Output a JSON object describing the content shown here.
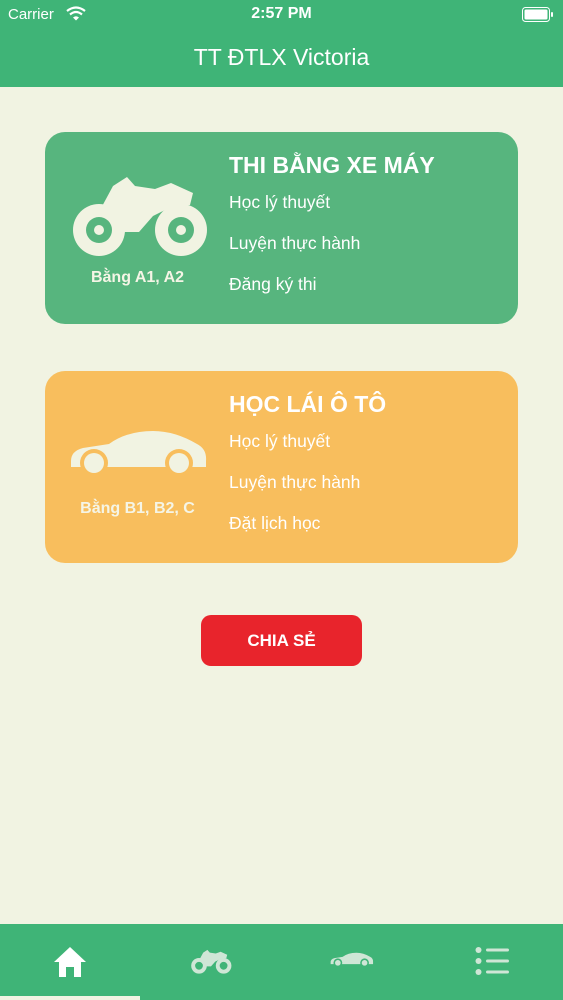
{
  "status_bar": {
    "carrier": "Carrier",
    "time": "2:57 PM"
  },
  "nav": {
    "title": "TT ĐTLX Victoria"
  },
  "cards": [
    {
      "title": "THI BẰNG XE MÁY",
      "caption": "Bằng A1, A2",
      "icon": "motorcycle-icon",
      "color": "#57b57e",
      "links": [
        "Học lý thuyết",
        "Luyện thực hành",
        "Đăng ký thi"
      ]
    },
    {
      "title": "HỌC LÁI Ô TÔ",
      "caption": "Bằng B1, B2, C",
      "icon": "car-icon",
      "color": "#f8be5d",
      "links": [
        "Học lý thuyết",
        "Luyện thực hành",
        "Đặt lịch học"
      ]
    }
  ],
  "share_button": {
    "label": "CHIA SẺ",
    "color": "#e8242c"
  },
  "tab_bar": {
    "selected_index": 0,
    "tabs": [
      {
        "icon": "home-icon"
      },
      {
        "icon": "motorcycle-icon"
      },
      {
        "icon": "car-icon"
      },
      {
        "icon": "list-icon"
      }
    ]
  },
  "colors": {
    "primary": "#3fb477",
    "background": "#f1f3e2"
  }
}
·····
What is expected: Compute the number of lines above that contain the string "motorcycle". Reply with that value only.

Complete output: 2